====== Document section
For eons, the theatrical arts, apparently lacking a good graphic designer, have been identified by the twinned masks of comedy and tragedy, the facial features mirthfully upturned in one, curdled in anguish in the other. But what’s the mask for the great plays of Anton Chekhov? What would be the simply rendered, universally recognized expressions for the simultaneously absurd and poignant, for naive hopes unfulfilled, for chronic indecision, for the silly or mundane moments of daily life, for madcap despair, for the noble decayed into the buffoonish, for the demise of an era and a way of life…?
Perhaps no other playwright save Shakespeare has been so enduringly intriguing, rewarding and confounding to audiences across the world as Chekhov, whose four major plays are considered masterpieces by innumerable people who cannot much agree on their nature or meaning. There’s been conflict right from the start, with the playwright insisting his works were comedies, while the director Konstantin Stanislavski brought them great renown as doleful dramas.

And that was in Russia around the turn of the 20th century. What’s to be made of these plays in the here and now?
That’s where Chekhov in the 21st Century: a Symposium comes in.
Presented by Lewis & Clark College in collaboration with the Portland Experimental Theatre Ensemble, the symposium will be presented June 27-30 in the college’s Fir Acres Theatre. Parts of it will be somewhat academic in nature, but it’s all free and open to the public, and its main events — readings of four Chekhov plays translated by LC professor Stepan Simek and a keynote address by Oregon Shakespeare Festival artistic director emerita Libby Appel — should be worthwhile for anyone with a passing interest in theater.
============
====== Provided data
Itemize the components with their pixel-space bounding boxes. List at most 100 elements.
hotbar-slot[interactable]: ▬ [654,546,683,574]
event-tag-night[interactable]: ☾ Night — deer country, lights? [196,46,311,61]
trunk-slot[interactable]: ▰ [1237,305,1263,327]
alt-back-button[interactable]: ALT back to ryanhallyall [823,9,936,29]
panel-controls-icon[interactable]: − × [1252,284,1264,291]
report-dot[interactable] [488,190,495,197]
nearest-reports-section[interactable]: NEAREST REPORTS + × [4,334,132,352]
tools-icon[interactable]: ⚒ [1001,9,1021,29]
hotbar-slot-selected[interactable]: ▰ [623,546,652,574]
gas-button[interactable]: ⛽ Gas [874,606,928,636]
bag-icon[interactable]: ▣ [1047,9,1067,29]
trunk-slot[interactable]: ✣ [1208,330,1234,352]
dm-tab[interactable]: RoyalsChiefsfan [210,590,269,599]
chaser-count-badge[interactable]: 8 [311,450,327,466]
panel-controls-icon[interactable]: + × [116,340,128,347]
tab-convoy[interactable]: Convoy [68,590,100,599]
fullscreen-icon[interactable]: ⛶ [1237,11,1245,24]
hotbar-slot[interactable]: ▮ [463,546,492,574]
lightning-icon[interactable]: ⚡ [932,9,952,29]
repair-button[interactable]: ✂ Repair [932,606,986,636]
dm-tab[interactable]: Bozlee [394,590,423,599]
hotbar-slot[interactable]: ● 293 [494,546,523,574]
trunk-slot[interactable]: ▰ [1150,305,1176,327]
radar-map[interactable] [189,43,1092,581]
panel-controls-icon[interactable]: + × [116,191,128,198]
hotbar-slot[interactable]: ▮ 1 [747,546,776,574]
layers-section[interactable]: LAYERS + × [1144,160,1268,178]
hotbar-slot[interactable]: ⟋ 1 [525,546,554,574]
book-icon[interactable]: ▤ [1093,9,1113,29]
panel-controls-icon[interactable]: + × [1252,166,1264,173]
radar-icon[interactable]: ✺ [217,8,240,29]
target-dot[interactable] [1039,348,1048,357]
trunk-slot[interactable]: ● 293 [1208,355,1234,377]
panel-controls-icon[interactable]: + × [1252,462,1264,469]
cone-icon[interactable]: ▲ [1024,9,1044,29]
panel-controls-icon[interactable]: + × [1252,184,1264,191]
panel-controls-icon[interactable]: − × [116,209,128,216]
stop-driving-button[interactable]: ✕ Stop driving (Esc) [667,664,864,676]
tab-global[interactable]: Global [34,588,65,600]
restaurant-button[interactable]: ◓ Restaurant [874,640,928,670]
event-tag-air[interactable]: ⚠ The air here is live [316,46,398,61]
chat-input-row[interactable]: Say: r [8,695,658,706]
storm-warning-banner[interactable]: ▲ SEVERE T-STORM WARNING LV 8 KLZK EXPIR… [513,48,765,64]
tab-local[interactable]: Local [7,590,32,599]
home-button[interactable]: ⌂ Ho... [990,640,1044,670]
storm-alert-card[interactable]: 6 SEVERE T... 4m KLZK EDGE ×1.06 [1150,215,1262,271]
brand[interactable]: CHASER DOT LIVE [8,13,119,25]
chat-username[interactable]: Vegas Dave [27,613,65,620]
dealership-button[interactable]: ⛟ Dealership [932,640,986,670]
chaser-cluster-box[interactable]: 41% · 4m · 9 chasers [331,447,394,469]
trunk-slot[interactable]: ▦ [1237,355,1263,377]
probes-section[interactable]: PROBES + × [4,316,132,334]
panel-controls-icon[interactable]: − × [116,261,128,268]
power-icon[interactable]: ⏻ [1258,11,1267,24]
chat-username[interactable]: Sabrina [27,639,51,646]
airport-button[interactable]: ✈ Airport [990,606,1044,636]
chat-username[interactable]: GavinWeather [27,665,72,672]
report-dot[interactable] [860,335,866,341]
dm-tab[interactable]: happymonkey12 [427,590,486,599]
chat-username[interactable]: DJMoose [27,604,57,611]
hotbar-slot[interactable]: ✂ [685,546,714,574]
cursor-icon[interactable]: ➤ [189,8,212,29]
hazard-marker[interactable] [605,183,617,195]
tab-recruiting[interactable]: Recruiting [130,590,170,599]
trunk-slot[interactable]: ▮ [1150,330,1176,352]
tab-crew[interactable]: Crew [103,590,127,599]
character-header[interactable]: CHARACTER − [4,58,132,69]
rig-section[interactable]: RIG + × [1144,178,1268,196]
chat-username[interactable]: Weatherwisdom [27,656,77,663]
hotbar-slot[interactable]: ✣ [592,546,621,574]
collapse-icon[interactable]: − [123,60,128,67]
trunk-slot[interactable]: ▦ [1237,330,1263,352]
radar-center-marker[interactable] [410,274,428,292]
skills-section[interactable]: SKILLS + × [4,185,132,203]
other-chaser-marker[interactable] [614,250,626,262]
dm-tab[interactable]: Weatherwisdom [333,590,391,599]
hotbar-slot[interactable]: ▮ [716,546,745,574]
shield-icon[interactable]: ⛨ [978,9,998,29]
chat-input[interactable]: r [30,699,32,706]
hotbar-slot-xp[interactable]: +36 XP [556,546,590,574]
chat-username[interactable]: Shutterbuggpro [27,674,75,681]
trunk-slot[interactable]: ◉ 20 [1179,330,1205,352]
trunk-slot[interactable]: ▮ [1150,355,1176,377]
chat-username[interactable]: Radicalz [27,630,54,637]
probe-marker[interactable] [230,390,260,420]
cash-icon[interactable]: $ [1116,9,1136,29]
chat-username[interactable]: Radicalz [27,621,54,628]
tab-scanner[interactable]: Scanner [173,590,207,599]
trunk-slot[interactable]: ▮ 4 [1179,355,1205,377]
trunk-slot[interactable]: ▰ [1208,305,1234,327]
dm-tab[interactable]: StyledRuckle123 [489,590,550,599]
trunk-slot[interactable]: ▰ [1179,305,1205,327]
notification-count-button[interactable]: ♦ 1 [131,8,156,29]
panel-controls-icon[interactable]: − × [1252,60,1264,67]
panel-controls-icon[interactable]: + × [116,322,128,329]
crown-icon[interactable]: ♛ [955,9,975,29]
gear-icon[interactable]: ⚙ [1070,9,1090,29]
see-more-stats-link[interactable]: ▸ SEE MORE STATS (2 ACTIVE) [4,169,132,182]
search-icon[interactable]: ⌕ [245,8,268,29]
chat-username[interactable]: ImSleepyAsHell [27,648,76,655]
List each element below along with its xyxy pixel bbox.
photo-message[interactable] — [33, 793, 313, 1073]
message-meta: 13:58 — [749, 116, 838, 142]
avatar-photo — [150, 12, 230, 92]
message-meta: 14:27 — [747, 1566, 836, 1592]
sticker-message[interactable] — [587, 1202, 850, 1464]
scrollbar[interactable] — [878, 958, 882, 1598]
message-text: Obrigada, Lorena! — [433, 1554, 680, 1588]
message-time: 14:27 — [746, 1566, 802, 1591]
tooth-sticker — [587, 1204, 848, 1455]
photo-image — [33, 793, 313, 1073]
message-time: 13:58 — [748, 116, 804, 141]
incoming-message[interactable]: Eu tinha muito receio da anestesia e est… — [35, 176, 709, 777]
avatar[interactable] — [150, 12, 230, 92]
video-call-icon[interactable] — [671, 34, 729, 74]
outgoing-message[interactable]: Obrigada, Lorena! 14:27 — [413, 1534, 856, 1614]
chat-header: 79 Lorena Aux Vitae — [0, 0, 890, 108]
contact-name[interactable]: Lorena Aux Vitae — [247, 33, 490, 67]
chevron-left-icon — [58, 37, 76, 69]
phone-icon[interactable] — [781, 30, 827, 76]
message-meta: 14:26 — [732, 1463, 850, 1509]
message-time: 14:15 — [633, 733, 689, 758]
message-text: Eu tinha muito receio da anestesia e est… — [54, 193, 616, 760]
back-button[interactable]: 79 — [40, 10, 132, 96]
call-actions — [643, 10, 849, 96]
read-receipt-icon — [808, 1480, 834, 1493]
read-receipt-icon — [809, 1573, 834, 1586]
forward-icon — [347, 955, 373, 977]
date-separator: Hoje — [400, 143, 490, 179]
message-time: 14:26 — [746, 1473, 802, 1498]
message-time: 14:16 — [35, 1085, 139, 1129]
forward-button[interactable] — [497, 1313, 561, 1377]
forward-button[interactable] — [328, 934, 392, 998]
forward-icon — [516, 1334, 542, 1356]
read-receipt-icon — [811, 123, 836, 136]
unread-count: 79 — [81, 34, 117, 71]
============
**Problems and tasks**
[A] According to the Chekhov article, who translated the four plays that will be read at the symposium?
[B] Retype the Chekhov article between "And that was" and "interest in theater.", inclusive.
[C] Decide whether each statement agrees with the Chekhov article, and answer yes or no with the deciding words quoted exactly: (i) The symposium is held in the Fir Acres Theatre. (ii) Chekhov insisted that his works were tragedies. (iii) There is a charge to attend the symposium.

**Outputs in order**
[A] LC professor Stepan Simek.

[B]
And that was in Russia around the turn of the 20th century. What’s to be made of these plays in the here and now?
That’s where Chekhov in the 21st Century: a Symposium comes in.
Presented by Lewis & Clark College in collaboration with the Portland Experimental Theatre Ensemble, the symposium will be presented June 27-30 in the college’s Fir Acres Theatre. Parts of it will be somewhat academic in nature, but it’s all free and open to the public, and its main events — readings of four Chekhov plays translated by LC professor Stepan Simek and a keynote address by Oregon Shakespeare Festival artistic director emerita Libby Appel — should be worthwhile for anyone with a passing interest in theater.

[C]
(i) Yes: "the symposium will be presented June 27-30 in the college’s Fir Acres Theatre"
(ii) No: "the playwright insisting his works were comedies"
(iii) No: "it’s all free and open to the public"